Dataset records:
══════════

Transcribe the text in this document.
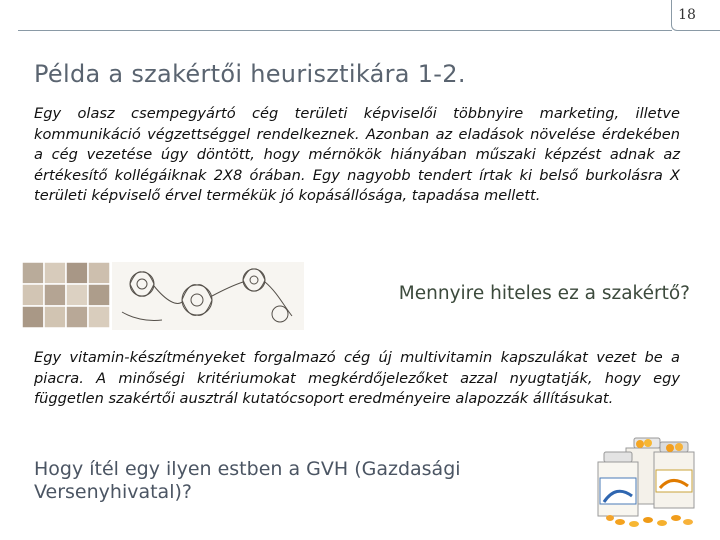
18
Példa a szakértői heurisztikára 1-2.
Egy olasz csempegyártó cég területi képviselői többnyire marketing, illetve kommunikáció végzettséggel rendelkeznek. Azonban az eladások növelése érdekében a cég vezetése úgy döntött, hogy mérnökök hiányában műszaki képzést adnak az értékesítő kollégáiknak 2X8 órában. Egy nagyobb tendert írtak ki belső burkolásra X területi képviselő érvel termékük jó kopásállósága, tapadása mellett.
Mennyire hiteles ez a szakértő?
Egy vitamin-készítményeket forgalmazó cég új multivitamin kapszulákat vezet be a piacra. A minőségi kritériumokat megkérdőjelezőket azzal nyugtatják, hogy egy független szakértői ausztrál kutatócsoport eredményeire alapozzák állításukat.
Hogy ítél egy ilyen estben a GVH (Gazdasági Versenyhivatal)?
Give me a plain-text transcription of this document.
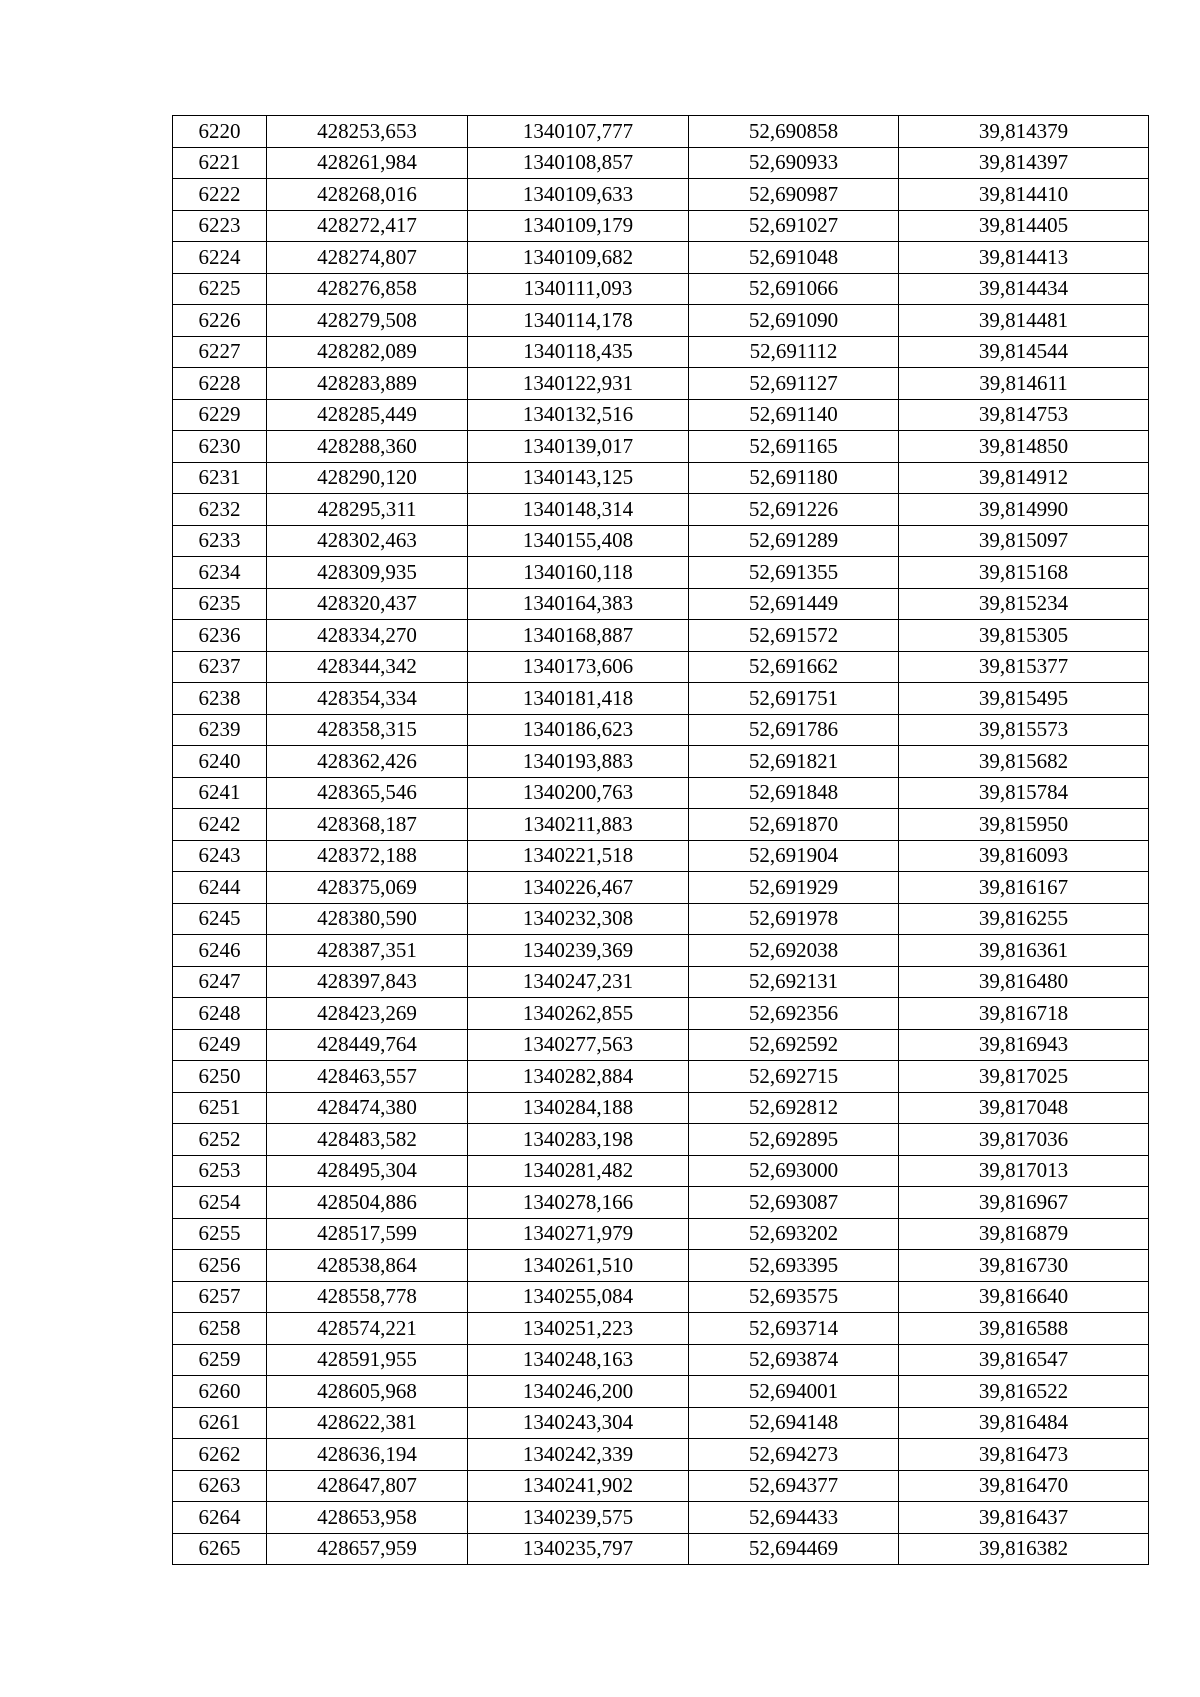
6220	428253,653	1340107,777	52,690858	39,814379
6221	428261,984	1340108,857	52,690933	39,814397
6222	428268,016	1340109,633	52,690987	39,814410
6223	428272,417	1340109,179	52,691027	39,814405
6224	428274,807	1340109,682	52,691048	39,814413
6225	428276,858	1340111,093	52,691066	39,814434
6226	428279,508	1340114,178	52,691090	39,814481
6227	428282,089	1340118,435	52,691112	39,814544
6228	428283,889	1340122,931	52,691127	39,814611
6229	428285,449	1340132,516	52,691140	39,814753
6230	428288,360	1340139,017	52,691165	39,814850
6231	428290,120	1340143,125	52,691180	39,814912
6232	428295,311	1340148,314	52,691226	39,814990
6233	428302,463	1340155,408	52,691289	39,815097
6234	428309,935	1340160,118	52,691355	39,815168
6235	428320,437	1340164,383	52,691449	39,815234
6236	428334,270	1340168,887	52,691572	39,815305
6237	428344,342	1340173,606	52,691662	39,815377
6238	428354,334	1340181,418	52,691751	39,815495
6239	428358,315	1340186,623	52,691786	39,815573
6240	428362,426	1340193,883	52,691821	39,815682
6241	428365,546	1340200,763	52,691848	39,815784
6242	428368,187	1340211,883	52,691870	39,815950
6243	428372,188	1340221,518	52,691904	39,816093
6244	428375,069	1340226,467	52,691929	39,816167
6245	428380,590	1340232,308	52,691978	39,816255
6246	428387,351	1340239,369	52,692038	39,816361
6247	428397,843	1340247,231	52,692131	39,816480
6248	428423,269	1340262,855	52,692356	39,816718
6249	428449,764	1340277,563	52,692592	39,816943
6250	428463,557	1340282,884	52,692715	39,817025
6251	428474,380	1340284,188	52,692812	39,817048
6252	428483,582	1340283,198	52,692895	39,817036
6253	428495,304	1340281,482	52,693000	39,817013
6254	428504,886	1340278,166	52,693087	39,816967
6255	428517,599	1340271,979	52,693202	39,816879
6256	428538,864	1340261,510	52,693395	39,816730
6257	428558,778	1340255,084	52,693575	39,816640
6258	428574,221	1340251,223	52,693714	39,816588
6259	428591,955	1340248,163	52,693874	39,816547
6260	428605,968	1340246,200	52,694001	39,816522
6261	428622,381	1340243,304	52,694148	39,816484
6262	428636,194	1340242,339	52,694273	39,816473
6263	428647,807	1340241,902	52,694377	39,816470
6264	428653,958	1340239,575	52,694433	39,816437
6265	428657,959	1340235,797	52,694469	39,816382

══════════

WRITTEN PROBLEM: Reply with nothing except the number of lines in the listing above that include "szakértői".

FINAL RESULT: 2